◆ Do this ◆
Scan the data below and pick out the lines containing the word "image".

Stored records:
>> Start
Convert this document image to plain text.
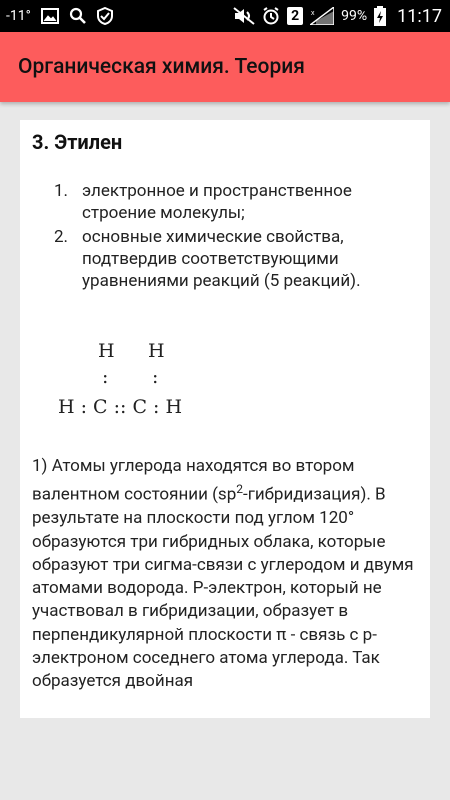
-11°	2	x 99% 11:17
Органическая химия. Теория
3. Этилен
1. электронное и пространственное строение молекулы;
2. основные химические свойства, подтвердив соответствующими уравнениями реакций (5 реакций).
H H
: :
H : C :: C : H
1) Атомы углерода находятся во втором валентном состоянии $(sp^2-гибридизация)$. В результате на плоскости под углом 120° образуются три гибридных облака, которые образуют три сигма-связи с углеродом и двумя атомами водорода. Р-электрон, который не участвовал в гибридизации, образует в перпендикулярной плоскости π - связь с р-электроном соседнего атома углерода. Так образуется двойная
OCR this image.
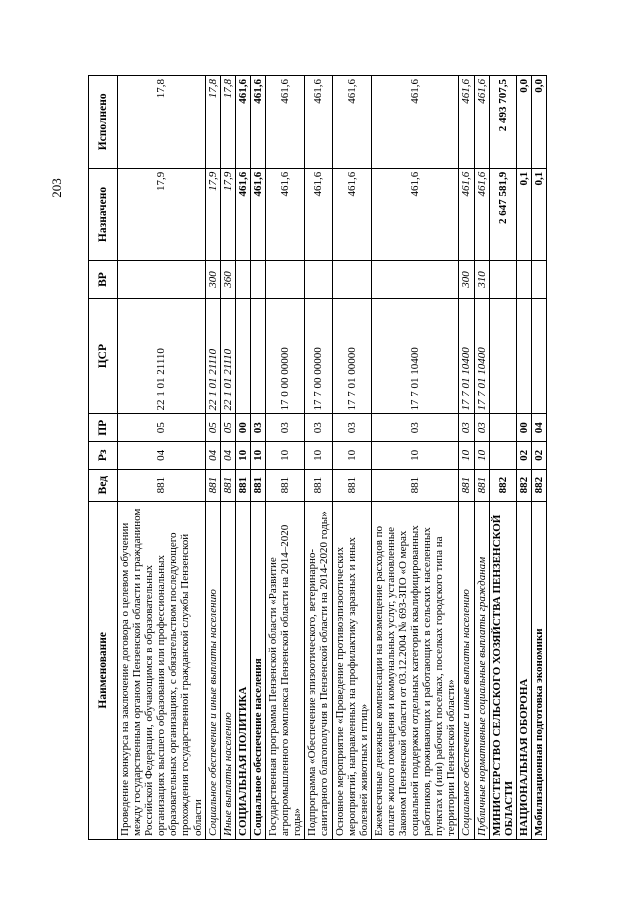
203
Наименование	Вед	Рз	ПР	ЦСР	ВР	Назначено	Исполнено
Проведение конкурса на заключение договора о целевом обучении между государственным органом Пензенской области и гражданином Российской Федерации, обучающимся в образовательных организациях высшего образования или профессиональных образовательных организациях, с обязательством последующего прохождения государственной гражданской службы Пензенской области	881	04	05	22 1 01 21110		17,9	17,8
Социальное обеспечение и иные выплаты населению	881	04	05	22 1 01 21110	300	17,9	17,8
Иные выплаты населению	881	04	05	22 1 01 21110	360	17,9	17,8
СОЦИАЛЬНАЯ ПОЛИТИКА	881	10	00			461,6	461,6
Социальное обеспечение населения	881	10	03			461,6	461,6
Государственная программа Пензенской области «Развитие агропромышленного комплекса Пензенской области на 2014–2020 годы»	881	10	03	17 0 00 00000		461,6	461,6
Подпрограмма «Обеспечение эпизоотического, ветеринарно-санитарного благополучия в Пензенской области на 2014-2020 годы»	881	10	03	17 7 00 00000		461,6	461,6
Основное мероприятие «Проведение противоэпизоотических мероприятий, направленных на профилактику заразных и иных болезней животных и птиц»	881	10	03	17 7 01 00000		461,6	461,6
Ежемесячные денежные компенсации на возмещение расходов по оплате жилого помещения и коммунальных услуг, установленные Законом Пензенской области от 03.12.2004 № 693-ЗПО «О мерах социальной поддержки отдельных категорий квалифицированных работников, проживающих и работающих в сельских населенных пунктах и (или) рабочих поселках, поселках городского типа на территории Пензенской области»	881	10	03	17 7 01 10400		461,6	461,6
Социальное обеспечение и иные выплаты населению	881	10	03	17 7 01 10400	300	461,6	461,6
Публичные нормативные социальные выплаты гражданам	881	10	03	17 7 01 10400	310	461,6	461,6
МИНИСТЕРСТВО СЕЛЬСКОГО ХОЗЯЙСТВА ПЕНЗЕНСКОЙ ОБЛАСТИ	882					2 647 581,9	2 493 707,5
НАЦИОНАЛЬНАЯ ОБОРОНА	882	02	00			0,1	0,0
Мобилизационная подготовка экономики	882	02	04			0,1	0,0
>> End
◆ Exercise solution ◆
Convert this document image to plain text.
OCR this image.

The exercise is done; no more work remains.